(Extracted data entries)
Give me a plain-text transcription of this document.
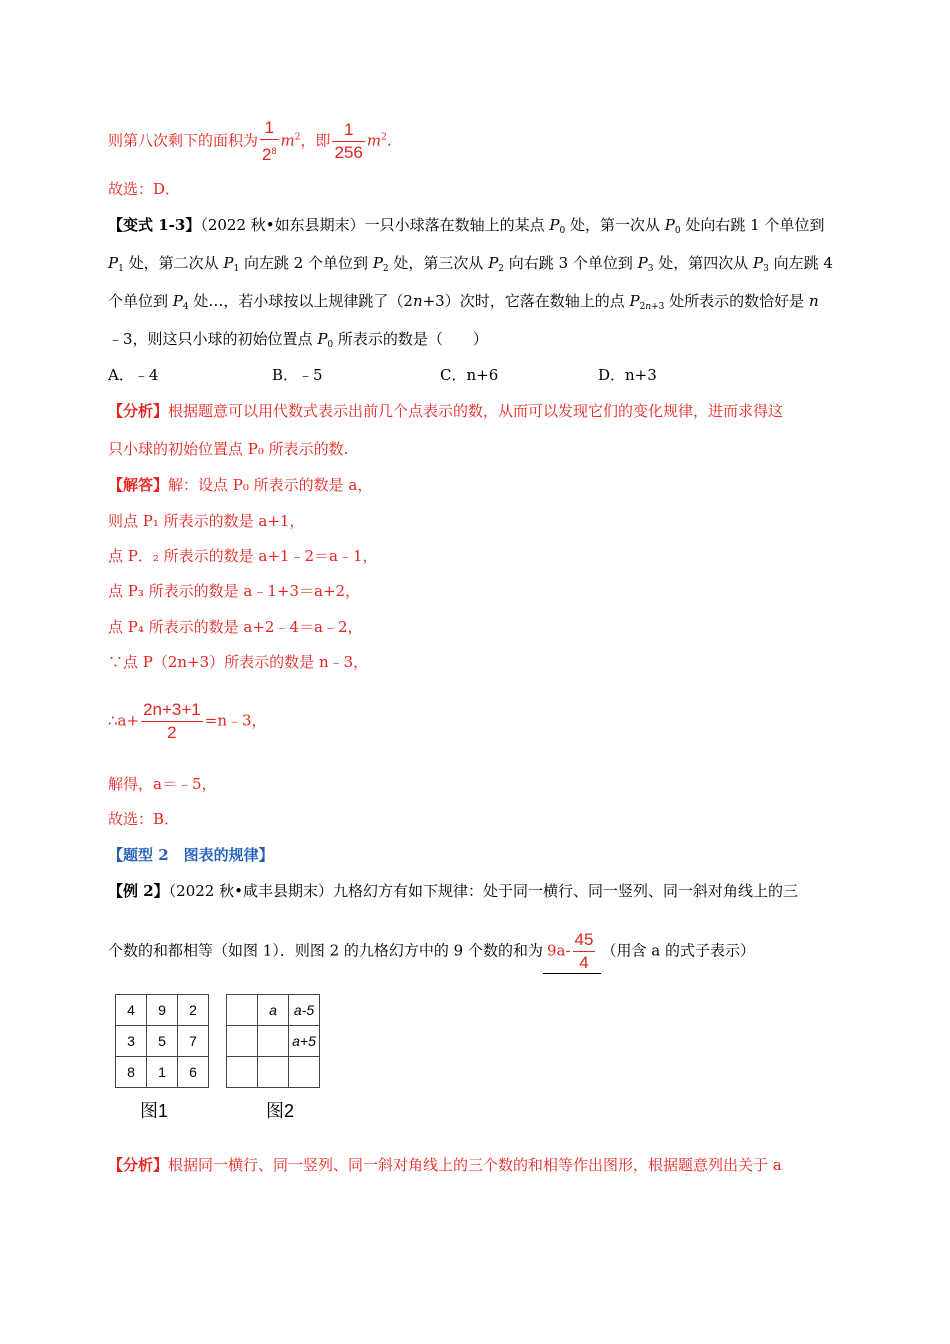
则第八次剩下的面积为 $\frac{1}{2^8} m^2$，即 $\frac{1}{256} m^2$.
故选：D．
【变式 1-3】（2022 秋•如东县期末）一只小球落在数轴上的某点 $P_0$ 处，第一次从 $P_0$ 处向右跳 1 个单位到
$P_1$ 处，第二次从 $P_1$ 向左跳 2 个单位到 $P_2$ 处，第三次从 $P_2$ 向右跳 3 个单位到 $P_3$ 处，第四次从 $P_3$ 向左跳 4
个单位到 $P_4$ 处…，若小球按以上规律跳了（2n+3）次时，它落在数轴上的点 $P_{2n+3}$ 处所表示的数恰好是 n
﹣3，则这只小球的初始位置点 $P_0$ 所表示的数是（　　）
A．﹣4	B．﹣5	C．n+6	D．n+3
【分析】根据题意可以用代数式表示出前几个点表示的数，从而可以发现它们的变化规律，进而求得这
只小球的初始位置点 P₀ 所表示的数.
【解答】解：设点 P₀ 所表示的数是 a，
则点 P₁ 所表示的数是 a+1，
点 P．₂ 所表示的数是 a+1﹣2＝a﹣1，
点 P₃ 所表示的数是 a﹣1+3＝a+2，
点 P₄ 所表示的数是 a+2﹣4＝a﹣2，
∵点 P（2n+3）所表示的数是 n﹣3，
∴a+ $\frac{2n+3+1}{2}$ =n﹣3，
解得，a＝﹣5，
故选：B．
【题型 2　图表的规律】
【例 2】（2022 秋•咸丰县期末）九格幻方有如下规律：处于同一横行、同一竖列、同一斜对角线上的三
个数的和都相等（如图 1）．则图 2 的九格幻方中的 9 个数的和为 $9a- \frac{45}{4}$ （用含 a 的式子表示）
4	9	2
3	5	7
8	1	6
	a	a-5
		a+5

图1	图2
【分析】根据同一横行、同一竖列、同一斜对角线上的三个数的和相等作出图形，根据题意列出关于 a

WHAT YOU SHOULD DO
Find and copy every line in the entries above where the string "所表示的数是" occurs.

TASK OUTPUT
﹣3，则这只小球的初始位置点 $P_0$ 所表示的数是（　　）
【解答】解：设点 P₀ 所表示的数是 a，
则点 P₁ 所表示的数是 a+1，
点 P．₂ 所表示的数是 a+1﹣2＝a﹣1，
点 P₃ 所表示的数是 a﹣1+3＝a+2，
点 P₄ 所表示的数是 a+2﹣4＝a﹣2，
∵点 P（2n+3）所表示的数是 n﹣3，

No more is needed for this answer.